### Aim
For the data that follows, report how many lines contain the word "JSON", and nothing else.

==== Data provided

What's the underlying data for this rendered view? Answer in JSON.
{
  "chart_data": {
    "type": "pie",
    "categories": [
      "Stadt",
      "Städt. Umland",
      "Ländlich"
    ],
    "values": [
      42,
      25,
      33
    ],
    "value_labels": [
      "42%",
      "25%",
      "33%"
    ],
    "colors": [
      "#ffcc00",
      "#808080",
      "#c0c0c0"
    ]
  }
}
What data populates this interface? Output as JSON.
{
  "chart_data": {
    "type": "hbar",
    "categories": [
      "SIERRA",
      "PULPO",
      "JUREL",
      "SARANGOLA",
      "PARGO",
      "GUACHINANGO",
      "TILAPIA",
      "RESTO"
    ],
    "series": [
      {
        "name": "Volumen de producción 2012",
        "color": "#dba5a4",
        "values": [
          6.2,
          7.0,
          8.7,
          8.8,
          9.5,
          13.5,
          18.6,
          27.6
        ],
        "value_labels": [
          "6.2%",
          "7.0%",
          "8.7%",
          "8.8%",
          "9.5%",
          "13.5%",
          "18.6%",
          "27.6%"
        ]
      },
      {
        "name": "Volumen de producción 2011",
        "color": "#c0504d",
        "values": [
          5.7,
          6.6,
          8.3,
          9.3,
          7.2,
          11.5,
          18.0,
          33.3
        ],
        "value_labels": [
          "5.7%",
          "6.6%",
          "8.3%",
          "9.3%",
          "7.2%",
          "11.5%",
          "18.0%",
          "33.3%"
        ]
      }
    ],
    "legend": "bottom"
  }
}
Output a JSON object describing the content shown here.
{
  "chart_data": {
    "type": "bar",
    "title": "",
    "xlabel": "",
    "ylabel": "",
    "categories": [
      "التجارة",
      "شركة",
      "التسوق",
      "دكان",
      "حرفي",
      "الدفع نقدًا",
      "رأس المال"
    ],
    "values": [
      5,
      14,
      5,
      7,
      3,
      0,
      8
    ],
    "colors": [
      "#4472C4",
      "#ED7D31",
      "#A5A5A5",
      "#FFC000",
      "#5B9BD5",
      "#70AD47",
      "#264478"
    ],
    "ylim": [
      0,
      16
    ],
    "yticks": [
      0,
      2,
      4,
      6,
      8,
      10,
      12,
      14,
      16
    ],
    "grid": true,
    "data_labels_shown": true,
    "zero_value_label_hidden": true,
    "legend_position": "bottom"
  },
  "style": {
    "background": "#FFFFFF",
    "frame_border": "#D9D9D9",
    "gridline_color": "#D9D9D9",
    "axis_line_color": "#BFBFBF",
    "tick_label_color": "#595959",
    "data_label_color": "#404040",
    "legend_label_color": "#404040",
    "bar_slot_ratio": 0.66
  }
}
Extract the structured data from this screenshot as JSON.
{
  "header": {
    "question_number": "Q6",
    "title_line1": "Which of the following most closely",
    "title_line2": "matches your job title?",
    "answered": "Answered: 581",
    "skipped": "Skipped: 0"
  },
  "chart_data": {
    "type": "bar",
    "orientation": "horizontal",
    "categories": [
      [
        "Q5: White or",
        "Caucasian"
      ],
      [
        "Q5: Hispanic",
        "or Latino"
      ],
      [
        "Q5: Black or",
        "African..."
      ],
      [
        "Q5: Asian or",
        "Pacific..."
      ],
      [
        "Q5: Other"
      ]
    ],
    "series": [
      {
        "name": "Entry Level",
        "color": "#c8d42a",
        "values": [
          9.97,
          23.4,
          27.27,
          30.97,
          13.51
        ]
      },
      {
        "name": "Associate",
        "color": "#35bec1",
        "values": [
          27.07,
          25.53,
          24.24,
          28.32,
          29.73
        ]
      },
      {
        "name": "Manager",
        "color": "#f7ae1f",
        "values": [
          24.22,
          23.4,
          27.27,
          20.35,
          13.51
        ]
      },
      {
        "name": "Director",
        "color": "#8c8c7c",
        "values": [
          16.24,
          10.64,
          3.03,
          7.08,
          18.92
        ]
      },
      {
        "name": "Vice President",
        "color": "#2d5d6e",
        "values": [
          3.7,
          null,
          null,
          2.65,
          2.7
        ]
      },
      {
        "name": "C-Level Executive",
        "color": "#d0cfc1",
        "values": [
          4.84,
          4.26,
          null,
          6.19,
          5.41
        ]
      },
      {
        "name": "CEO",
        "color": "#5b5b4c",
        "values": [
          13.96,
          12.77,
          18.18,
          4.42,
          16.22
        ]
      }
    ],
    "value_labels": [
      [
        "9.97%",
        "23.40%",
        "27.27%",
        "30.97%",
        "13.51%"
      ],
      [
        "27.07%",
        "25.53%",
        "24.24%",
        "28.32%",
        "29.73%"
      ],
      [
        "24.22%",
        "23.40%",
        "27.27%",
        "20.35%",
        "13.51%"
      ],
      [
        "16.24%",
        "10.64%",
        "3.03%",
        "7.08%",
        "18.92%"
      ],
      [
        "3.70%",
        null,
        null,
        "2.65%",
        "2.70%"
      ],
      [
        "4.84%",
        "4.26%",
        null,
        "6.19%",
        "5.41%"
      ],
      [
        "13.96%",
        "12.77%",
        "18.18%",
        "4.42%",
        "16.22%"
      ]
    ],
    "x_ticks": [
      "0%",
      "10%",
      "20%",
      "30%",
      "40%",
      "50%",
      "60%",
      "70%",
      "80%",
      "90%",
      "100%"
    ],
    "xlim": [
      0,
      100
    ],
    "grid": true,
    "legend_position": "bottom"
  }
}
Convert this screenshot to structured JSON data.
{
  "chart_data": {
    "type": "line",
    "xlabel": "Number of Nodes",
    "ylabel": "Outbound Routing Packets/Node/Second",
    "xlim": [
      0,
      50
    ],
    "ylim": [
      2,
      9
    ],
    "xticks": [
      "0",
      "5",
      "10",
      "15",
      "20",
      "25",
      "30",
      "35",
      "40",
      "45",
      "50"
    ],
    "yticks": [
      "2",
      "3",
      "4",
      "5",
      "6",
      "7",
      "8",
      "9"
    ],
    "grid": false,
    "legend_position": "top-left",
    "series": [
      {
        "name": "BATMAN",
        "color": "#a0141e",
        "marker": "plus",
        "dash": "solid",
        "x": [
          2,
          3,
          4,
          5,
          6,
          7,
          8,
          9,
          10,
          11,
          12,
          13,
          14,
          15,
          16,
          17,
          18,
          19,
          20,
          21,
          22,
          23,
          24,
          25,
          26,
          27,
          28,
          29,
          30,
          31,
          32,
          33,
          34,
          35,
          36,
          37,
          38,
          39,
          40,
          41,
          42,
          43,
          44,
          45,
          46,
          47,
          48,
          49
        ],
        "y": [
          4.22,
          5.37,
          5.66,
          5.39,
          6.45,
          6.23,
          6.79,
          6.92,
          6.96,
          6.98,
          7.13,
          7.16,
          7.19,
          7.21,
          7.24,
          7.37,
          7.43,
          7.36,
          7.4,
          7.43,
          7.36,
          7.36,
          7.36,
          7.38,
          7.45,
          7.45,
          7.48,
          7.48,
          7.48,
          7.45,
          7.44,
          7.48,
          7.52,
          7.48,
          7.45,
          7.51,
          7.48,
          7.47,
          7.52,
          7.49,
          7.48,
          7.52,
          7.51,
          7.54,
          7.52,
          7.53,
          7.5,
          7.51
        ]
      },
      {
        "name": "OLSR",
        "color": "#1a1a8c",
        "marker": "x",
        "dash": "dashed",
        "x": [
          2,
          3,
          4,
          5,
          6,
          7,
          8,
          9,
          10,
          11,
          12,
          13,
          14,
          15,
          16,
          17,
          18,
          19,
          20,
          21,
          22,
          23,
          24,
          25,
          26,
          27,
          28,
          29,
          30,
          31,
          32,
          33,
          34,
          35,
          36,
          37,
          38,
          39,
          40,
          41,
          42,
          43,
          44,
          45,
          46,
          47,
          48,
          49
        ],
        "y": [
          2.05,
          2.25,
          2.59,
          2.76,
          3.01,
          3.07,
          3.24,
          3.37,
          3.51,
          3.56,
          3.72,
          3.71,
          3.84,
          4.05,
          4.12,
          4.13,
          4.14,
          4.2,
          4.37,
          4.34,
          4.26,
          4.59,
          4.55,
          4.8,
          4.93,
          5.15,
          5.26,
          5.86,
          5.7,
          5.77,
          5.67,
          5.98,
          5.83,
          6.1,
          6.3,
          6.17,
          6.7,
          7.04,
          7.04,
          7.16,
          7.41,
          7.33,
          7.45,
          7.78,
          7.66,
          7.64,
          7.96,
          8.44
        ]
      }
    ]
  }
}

========

### Reply
5